Supplied records

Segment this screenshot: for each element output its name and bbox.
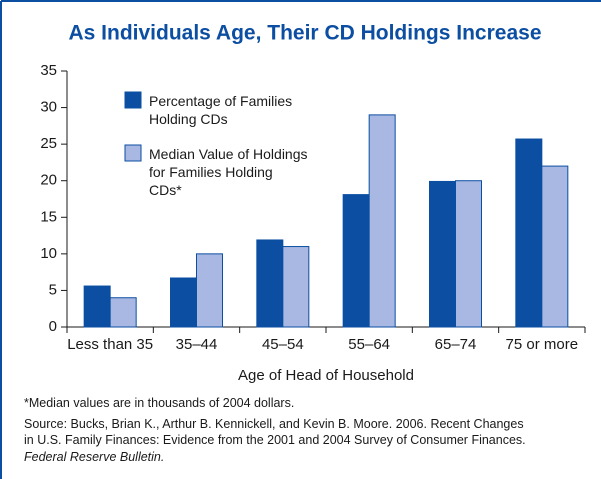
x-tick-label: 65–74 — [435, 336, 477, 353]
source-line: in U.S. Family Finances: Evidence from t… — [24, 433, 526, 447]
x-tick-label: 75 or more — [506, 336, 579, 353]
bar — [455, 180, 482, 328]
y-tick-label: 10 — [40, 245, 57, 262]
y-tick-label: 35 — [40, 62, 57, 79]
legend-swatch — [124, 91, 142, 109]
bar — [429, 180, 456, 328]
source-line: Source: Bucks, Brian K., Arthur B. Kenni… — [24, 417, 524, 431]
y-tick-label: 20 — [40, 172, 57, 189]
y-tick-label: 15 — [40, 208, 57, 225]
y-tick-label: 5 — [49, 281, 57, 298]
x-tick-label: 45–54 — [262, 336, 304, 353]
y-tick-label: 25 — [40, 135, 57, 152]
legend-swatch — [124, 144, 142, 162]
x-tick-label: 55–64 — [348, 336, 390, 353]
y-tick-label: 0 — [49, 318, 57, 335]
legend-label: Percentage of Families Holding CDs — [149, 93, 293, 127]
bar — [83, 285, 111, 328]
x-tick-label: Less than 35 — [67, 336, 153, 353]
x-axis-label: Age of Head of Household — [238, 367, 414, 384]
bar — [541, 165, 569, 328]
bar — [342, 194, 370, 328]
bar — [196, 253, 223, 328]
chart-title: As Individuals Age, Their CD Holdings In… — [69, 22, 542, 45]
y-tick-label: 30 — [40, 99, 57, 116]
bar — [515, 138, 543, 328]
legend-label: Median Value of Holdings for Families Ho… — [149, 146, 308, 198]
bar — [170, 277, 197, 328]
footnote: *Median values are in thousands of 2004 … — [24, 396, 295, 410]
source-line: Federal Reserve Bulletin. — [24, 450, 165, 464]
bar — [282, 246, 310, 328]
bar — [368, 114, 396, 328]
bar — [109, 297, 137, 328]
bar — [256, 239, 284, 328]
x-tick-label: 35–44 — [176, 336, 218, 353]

Written request
Rewrite all the records with "legend-swatch" swapped for "legend-marker" everywhere it occurs, changing nothing else. Leave out the pictures.

Answer to this task
Segment this screenshot: for each element output its name and bbox.
x-tick-label: 65–74 — [435, 336, 477, 353]
source-line: in U.S. Family Finances: Evidence from t… — [24, 433, 526, 447]
x-tick-label: 75 or more — [506, 336, 579, 353]
bar — [455, 180, 482, 328]
y-tick-label: 10 — [40, 245, 57, 262]
y-tick-label: 35 — [40, 62, 57, 79]
legend-marker — [124, 91, 142, 109]
bar — [429, 180, 456, 328]
source-line: Source: Bucks, Brian K., Arthur B. Kenni… — [24, 417, 524, 431]
y-tick-label: 20 — [40, 172, 57, 189]
y-tick-label: 15 — [40, 208, 57, 225]
y-tick-label: 5 — [49, 281, 57, 298]
x-tick-label: 45–54 — [262, 336, 304, 353]
y-tick-label: 25 — [40, 135, 57, 152]
legend-marker — [124, 144, 142, 162]
x-tick-label: 55–64 — [348, 336, 390, 353]
y-tick-label: 0 — [49, 318, 57, 335]
legend-label: Percentage of Families Holding CDs — [149, 93, 293, 127]
bar — [83, 285, 111, 328]
x-tick-label: Less than 35 — [67, 336, 153, 353]
x-axis-label: Age of Head of Household — [238, 367, 414, 384]
bar — [541, 165, 569, 328]
bar — [342, 194, 370, 328]
bar — [196, 253, 223, 328]
chart-title: As Individuals Age, Their CD Holdings In… — [69, 22, 542, 45]
y-tick-label: 30 — [40, 99, 57, 116]
bar — [515, 138, 543, 328]
legend-label: Median Value of Holdings for Families Ho… — [149, 146, 308, 198]
bar — [170, 277, 197, 328]
footnote: *Median values are in thousands of 2004 … — [24, 396, 295, 410]
source-line: Federal Reserve Bulletin. — [24, 450, 165, 464]
bar — [282, 246, 310, 328]
bar — [368, 114, 396, 328]
bar — [109, 297, 137, 328]
bar — [256, 239, 284, 328]
x-tick-label: 35–44 — [176, 336, 218, 353]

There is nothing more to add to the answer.